-- SOURCE RECORDS start --

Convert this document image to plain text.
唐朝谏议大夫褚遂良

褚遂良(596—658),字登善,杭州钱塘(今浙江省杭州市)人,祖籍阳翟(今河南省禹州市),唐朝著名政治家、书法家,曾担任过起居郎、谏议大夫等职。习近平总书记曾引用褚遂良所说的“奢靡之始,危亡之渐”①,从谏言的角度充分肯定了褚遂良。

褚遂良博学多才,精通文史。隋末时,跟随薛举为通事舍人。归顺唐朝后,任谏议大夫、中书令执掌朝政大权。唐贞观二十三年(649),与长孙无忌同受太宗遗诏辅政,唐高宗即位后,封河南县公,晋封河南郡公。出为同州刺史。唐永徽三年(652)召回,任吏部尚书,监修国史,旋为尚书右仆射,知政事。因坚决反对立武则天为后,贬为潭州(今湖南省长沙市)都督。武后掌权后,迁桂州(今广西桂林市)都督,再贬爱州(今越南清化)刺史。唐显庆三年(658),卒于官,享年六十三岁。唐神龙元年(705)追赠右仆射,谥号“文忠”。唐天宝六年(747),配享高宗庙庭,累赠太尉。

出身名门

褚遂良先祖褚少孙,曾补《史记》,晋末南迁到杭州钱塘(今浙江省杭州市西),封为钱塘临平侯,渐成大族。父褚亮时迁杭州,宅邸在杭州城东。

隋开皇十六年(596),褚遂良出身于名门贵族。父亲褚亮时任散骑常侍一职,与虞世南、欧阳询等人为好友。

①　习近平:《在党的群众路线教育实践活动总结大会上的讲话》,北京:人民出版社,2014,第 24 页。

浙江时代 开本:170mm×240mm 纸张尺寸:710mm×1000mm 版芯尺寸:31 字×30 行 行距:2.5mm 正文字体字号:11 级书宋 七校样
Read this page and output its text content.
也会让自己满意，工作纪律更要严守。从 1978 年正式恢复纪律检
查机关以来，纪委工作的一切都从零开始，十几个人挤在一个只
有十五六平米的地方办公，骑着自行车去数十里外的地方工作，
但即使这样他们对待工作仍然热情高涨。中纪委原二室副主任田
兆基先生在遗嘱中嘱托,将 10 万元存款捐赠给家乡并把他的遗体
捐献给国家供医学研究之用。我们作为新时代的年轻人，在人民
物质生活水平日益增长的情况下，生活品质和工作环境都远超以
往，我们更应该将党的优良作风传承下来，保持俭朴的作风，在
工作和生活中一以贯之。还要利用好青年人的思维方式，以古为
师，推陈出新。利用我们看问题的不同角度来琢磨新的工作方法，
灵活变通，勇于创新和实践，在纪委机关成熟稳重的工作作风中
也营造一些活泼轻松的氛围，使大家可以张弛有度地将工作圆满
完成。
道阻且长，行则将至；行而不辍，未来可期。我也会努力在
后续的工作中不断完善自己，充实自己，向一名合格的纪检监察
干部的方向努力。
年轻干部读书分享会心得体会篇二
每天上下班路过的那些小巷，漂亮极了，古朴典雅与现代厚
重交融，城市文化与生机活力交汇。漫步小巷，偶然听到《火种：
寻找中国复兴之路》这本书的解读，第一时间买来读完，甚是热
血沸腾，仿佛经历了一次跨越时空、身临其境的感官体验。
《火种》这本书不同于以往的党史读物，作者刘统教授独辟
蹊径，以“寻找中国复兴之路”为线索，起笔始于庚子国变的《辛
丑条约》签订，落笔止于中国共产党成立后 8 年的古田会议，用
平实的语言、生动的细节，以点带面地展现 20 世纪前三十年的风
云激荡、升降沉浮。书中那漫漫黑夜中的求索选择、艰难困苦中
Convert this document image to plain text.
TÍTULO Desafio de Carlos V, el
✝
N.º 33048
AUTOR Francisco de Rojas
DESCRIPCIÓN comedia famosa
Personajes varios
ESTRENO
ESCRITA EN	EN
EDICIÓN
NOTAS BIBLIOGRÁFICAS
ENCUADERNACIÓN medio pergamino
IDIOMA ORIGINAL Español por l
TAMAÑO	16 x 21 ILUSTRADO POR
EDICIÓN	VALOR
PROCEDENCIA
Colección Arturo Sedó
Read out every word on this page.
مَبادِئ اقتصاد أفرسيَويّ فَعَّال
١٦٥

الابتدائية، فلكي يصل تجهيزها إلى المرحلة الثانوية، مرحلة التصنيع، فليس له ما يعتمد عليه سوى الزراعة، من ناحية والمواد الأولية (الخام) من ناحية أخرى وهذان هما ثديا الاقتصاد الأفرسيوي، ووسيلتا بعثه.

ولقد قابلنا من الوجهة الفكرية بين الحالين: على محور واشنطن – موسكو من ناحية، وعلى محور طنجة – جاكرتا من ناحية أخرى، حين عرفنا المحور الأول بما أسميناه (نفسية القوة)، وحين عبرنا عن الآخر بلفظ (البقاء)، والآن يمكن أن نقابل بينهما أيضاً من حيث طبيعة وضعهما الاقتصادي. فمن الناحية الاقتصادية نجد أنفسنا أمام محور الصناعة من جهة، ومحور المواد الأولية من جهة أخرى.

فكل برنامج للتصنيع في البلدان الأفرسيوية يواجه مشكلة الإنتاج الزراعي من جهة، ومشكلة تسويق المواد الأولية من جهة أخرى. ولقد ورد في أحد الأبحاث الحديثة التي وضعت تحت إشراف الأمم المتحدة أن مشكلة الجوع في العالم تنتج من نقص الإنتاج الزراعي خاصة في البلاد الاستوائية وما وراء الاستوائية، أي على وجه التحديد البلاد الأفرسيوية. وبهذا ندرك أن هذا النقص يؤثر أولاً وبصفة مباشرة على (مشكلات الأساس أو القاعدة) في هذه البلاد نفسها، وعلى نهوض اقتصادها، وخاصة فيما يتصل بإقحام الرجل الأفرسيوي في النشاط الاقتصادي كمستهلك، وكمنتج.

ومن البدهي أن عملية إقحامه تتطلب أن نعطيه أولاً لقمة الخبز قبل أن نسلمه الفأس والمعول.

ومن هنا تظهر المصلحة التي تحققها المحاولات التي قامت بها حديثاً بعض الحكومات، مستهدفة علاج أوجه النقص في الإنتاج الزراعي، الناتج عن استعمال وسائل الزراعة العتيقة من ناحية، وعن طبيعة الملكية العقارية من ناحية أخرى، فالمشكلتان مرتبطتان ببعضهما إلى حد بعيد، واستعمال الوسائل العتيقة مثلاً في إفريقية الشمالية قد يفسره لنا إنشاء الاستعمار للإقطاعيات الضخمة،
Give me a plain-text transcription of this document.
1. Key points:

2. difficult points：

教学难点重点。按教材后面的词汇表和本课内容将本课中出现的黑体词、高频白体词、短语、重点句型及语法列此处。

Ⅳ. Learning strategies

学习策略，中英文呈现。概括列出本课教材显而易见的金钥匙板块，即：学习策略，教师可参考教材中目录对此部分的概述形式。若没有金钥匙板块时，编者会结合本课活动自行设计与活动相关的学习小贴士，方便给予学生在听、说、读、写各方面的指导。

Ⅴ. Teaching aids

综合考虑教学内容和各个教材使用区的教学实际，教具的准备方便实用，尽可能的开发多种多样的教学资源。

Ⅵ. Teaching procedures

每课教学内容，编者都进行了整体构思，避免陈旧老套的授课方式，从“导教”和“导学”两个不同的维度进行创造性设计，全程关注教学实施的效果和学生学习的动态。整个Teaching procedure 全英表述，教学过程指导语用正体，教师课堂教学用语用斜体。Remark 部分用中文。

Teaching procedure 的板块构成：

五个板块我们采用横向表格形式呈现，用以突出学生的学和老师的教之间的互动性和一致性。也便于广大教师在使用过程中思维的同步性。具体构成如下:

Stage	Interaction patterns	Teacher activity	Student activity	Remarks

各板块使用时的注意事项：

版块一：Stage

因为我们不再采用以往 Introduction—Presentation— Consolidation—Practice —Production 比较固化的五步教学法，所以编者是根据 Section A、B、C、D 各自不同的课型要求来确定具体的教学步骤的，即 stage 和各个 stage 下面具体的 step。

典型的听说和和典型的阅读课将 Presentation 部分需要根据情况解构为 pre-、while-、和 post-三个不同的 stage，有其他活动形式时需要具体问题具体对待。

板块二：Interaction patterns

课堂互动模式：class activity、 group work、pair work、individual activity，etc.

-- SOURCE RECORDS end --

Pick out each line in the material containing "page".

ANSWER BELOW:
Read this page and output its text content.
Read out every word on this page.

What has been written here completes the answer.